** start **

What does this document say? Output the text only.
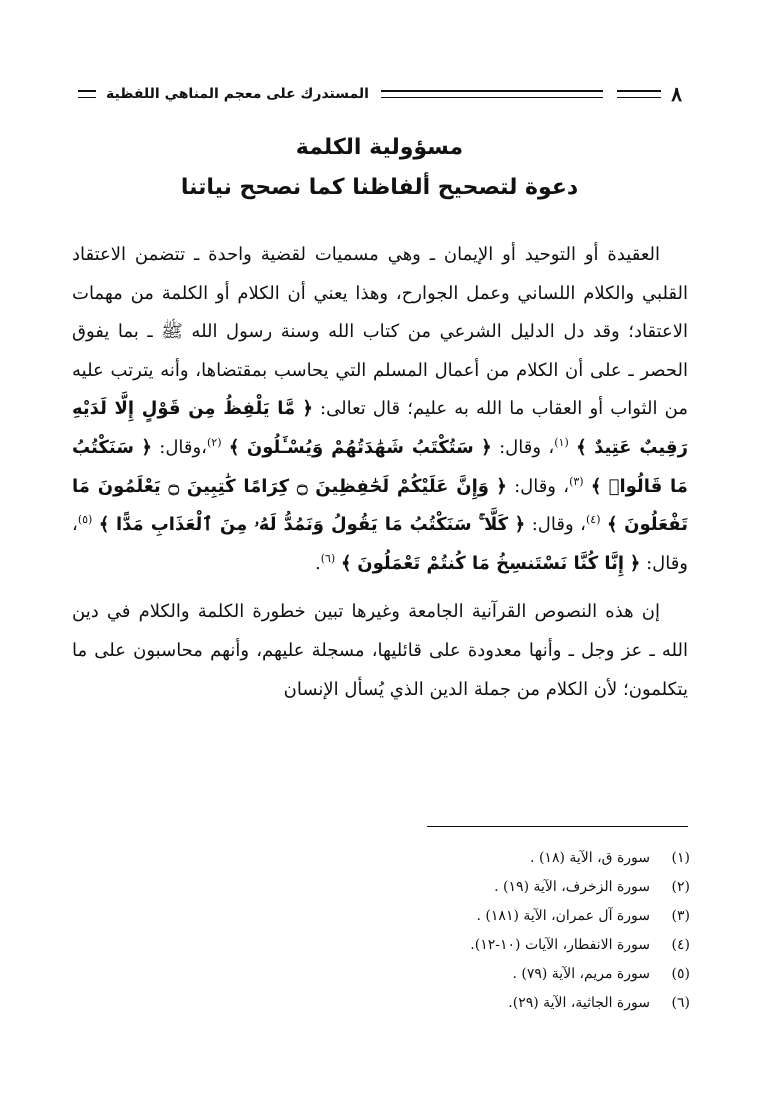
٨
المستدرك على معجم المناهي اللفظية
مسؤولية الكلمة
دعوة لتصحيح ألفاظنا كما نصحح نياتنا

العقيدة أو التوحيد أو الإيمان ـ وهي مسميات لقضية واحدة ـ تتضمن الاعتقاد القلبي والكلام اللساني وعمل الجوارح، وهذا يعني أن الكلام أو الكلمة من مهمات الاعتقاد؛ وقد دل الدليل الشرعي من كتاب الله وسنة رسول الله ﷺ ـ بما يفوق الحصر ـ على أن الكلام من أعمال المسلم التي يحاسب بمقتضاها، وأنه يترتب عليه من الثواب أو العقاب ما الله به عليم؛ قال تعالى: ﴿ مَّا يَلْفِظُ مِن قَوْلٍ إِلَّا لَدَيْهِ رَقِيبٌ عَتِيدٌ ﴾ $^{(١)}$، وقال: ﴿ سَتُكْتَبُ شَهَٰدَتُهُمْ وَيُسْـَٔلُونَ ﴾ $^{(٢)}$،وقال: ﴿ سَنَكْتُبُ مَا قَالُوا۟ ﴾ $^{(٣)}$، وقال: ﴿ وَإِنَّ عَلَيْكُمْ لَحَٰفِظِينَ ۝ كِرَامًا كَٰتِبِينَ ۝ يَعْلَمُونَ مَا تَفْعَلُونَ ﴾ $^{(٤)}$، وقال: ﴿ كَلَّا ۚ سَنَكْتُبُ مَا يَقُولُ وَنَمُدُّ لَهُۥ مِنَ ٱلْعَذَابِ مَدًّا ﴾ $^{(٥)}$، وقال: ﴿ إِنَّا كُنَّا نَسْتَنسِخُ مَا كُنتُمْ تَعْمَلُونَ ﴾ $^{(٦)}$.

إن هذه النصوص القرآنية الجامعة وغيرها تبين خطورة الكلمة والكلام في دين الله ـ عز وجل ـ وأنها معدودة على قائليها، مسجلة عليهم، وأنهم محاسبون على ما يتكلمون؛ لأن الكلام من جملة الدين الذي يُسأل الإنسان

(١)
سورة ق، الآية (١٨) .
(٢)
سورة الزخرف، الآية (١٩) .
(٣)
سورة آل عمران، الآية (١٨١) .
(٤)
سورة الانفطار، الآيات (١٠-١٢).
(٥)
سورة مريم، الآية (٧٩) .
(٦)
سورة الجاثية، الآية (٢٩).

** end **

The request: Reproduce all of the entries word for word, skipping any pictures they hold.

Answer below:
What does this document say? Output the text only.
٨
المستدرك على معجم المناهي اللفظية
مسؤولية الكلمة
دعوة لتصحيح ألفاظنا كما نصحح نياتنا

العقيدة أو التوحيد أو الإيمان ـ وهي مسميات لقضية واحدة ـ تتضمن الاعتقاد القلبي والكلام اللساني وعمل الجوارح، وهذا يعني أن الكلام أو الكلمة من مهمات الاعتقاد؛ وقد دل الدليل الشرعي من كتاب الله وسنة رسول الله ﷺ ـ بما يفوق الحصر ـ على أن الكلام من أعمال المسلم التي يحاسب بمقتضاها، وأنه يترتب عليه من الثواب أو العقاب ما الله به عليم؛ قال تعالى: ﴿ مَّا يَلْفِظُ مِن قَوْلٍ إِلَّا لَدَيْهِ رَقِيبٌ عَتِيدٌ ﴾ $^{(١)}$، وقال: ﴿ سَتُكْتَبُ شَهَٰدَتُهُمْ وَيُسْـَٔلُونَ ﴾ $^{(٢)}$،وقال: ﴿ سَنَكْتُبُ مَا قَالُوا۟ ﴾ $^{(٣)}$، وقال: ﴿ وَإِنَّ عَلَيْكُمْ لَحَٰفِظِينَ ۝ كِرَامًا كَٰتِبِينَ ۝ يَعْلَمُونَ مَا تَفْعَلُونَ ﴾ $^{(٤)}$، وقال: ﴿ كَلَّا ۚ سَنَكْتُبُ مَا يَقُولُ وَنَمُدُّ لَهُۥ مِنَ ٱلْعَذَابِ مَدًّا ﴾ $^{(٥)}$، وقال: ﴿ إِنَّا كُنَّا نَسْتَنسِخُ مَا كُنتُمْ تَعْمَلُونَ ﴾ $^{(٦)}$.

إن هذه النصوص القرآنية الجامعة وغيرها تبين خطورة الكلمة والكلام في دين الله ـ عز وجل ـ وأنها معدودة على قائليها، مسجلة عليهم، وأنهم محاسبون على ما يتكلمون؛ لأن الكلام من جملة الدين الذي يُسأل الإنسان

(١)
سورة ق، الآية (١٨) .
(٢)
سورة الزخرف، الآية (١٩) .
(٣)
سورة آل عمران، الآية (١٨١) .
(٤)
سورة الانفطار، الآيات (١٠-١٢).
(٥)
سورة مريم، الآية (٧٩) .
(٦)
سورة الجاثية، الآية (٢٩).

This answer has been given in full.